• **The task**:
Work through the records below and copy every line that includes "this".

(Figure record extracts)
____

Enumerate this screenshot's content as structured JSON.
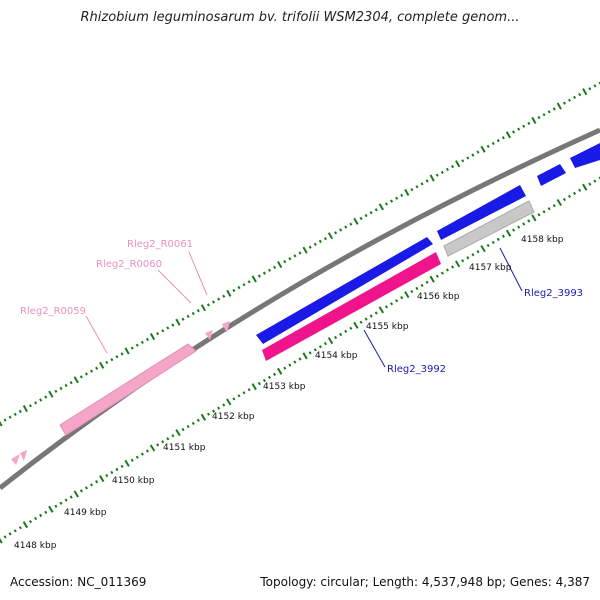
{
  "title": "Rhizobium leguminosarum bv. trifolii WSM2304, complete genom...",
  "footer": {
    "accession": "Accession: NC_011369",
    "summary": "Topology: circular; Length: 4,537,948 bp; Genes: 4,387"
  },
  "colors": {
    "forward_gene": "#1a1ae6",
    "reverse_cds": "#f0148c",
    "rna": "#f4a6c9",
    "pseudo": "#c8c8c8",
    "backbone": "#777777",
    "ticks": "#1a7a1a",
    "label_rna": "#e991bb",
    "label_gene": "#1a1ab0"
  },
  "scale_labels": [
    "4148 kbp",
    "4149 kbp",
    "4150 kbp",
    "4151 kbp",
    "4152 kbp",
    "4153 kbp",
    "4154 kbp",
    "4155 kbp",
    "4156 kbp",
    "4157 kbp",
    "4158 kbp"
  ],
  "feature_labels": {
    "r0061": "Rleg2_R0061",
    "r0060": "Rleg2_R0060",
    "r0059": "Rleg2_R0059",
    "g3992": "Rleg2_3992",
    "g3993": "Rleg2_3993"
  }
}
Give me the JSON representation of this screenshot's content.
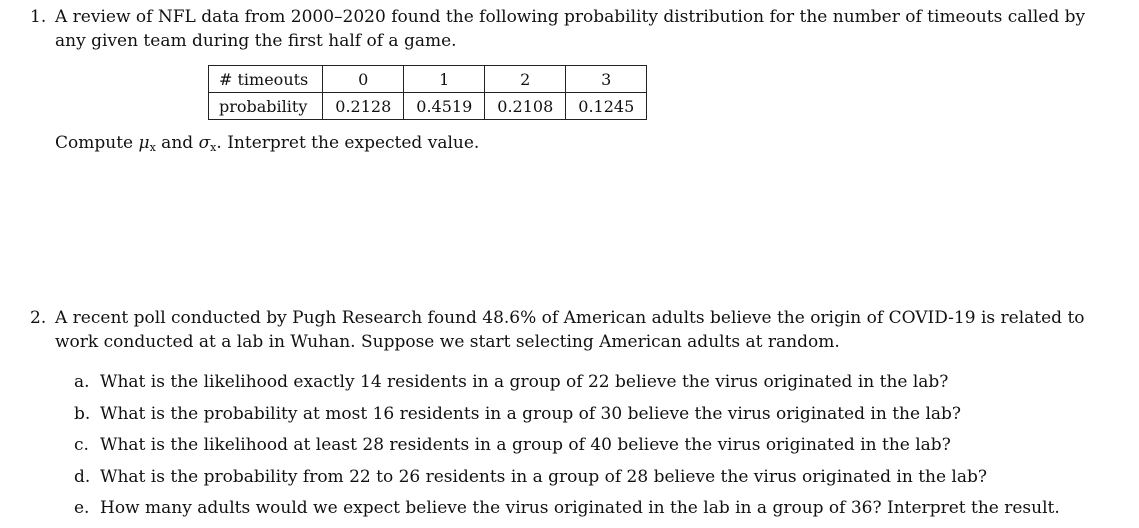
{
  "q1": {
    "number": "1.",
    "line1": "A review of NFL data from 2000–2020 found the following probability distribution for the number of timeouts called by",
    "line2": "any given team during the first half of a game.",
    "table": {
      "row_headers": [
        "# timeouts",
        "probability"
      ],
      "timeouts": [
        "0",
        "1",
        "2",
        "3"
      ],
      "probabilities": [
        "0.2128",
        "0.4519",
        "0.2108",
        "0.1245"
      ]
    },
    "compute_prefix": "Compute ",
    "mu": "μ",
    "sub_x": "x",
    "and": " and ",
    "sigma": "σ",
    "compute_suffix": ". Interpret the expected value."
  },
  "q2": {
    "number": "2.",
    "line1": "A recent poll conducted by Pugh Research found 48.6% of American adults believe the origin of COVID-19 is related to",
    "line2": "work conducted at a lab in Wuhan. Suppose we start selecting American adults at random.",
    "items": [
      {
        "letter": "a.",
        "text": "What is the likelihood exactly 14 residents in a group of 22 believe the virus originated in the lab?"
      },
      {
        "letter": "b.",
        "text": "What is the probability at most 16 residents in a group of 30 believe the virus originated in the lab?"
      },
      {
        "letter": "c.",
        "text": "What is the likelihood at least 28 residents in a group of 40 believe the virus originated in the lab?"
      },
      {
        "letter": "d.",
        "text": "What is the probability from 22 to 26 residents in a group of 28 believe the virus originated in the lab?"
      },
      {
        "letter": "e.",
        "text": "How many adults would we expect believe the virus originated in the lab in a group of 36? Interpret the result."
      }
    ]
  }
}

____

• **The answer**:
Enumerate this screenshot's content as structured JSON.
Give me the JSON representation of this screenshot's content.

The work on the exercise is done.